Copy out all lines of the records in which the word "frac" appears.

(Dataset entries)
— Start —
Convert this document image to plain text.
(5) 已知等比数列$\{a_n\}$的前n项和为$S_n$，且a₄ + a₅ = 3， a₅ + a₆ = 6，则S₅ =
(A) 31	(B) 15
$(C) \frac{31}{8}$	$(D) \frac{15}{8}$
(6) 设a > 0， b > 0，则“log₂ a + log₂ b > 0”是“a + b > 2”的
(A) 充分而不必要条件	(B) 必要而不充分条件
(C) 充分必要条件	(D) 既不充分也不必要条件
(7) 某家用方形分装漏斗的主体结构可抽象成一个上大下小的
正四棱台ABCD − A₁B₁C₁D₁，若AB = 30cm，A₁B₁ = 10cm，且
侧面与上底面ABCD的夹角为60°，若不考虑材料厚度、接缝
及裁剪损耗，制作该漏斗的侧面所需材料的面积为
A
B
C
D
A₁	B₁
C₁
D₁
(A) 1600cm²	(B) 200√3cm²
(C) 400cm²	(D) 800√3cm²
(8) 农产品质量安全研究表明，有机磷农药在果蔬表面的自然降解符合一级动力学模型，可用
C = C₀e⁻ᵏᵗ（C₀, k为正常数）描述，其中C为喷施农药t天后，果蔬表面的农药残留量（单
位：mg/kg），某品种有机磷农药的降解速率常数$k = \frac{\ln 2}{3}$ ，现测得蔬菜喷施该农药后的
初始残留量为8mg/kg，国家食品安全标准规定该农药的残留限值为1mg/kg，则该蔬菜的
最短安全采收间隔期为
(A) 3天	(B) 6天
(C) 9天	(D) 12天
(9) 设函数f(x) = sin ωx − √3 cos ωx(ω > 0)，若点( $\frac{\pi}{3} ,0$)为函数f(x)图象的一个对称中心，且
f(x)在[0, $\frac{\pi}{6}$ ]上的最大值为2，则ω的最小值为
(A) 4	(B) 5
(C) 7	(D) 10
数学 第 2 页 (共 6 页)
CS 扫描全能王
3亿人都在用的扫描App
— End —
Response to this exercise:
$(C) \frac{31}{8}$	$(D) \frac{15}{8}$
位：mg/kg），某品种有机磷农药的降解速率常数$k = \frac{\ln 2}{3}$ ，现测得蔬菜喷施该农药后的
(9) 设函数f(x) = sin ωx − √3 cos ωx(ω > 0)，若点( $\frac{\pi}{3} ,0$)为函数f(x)图象的一个对称中心，且
f(x)在[0, $\frac{\pi}{6}$ ]上的最大值为2，则ω的最小值为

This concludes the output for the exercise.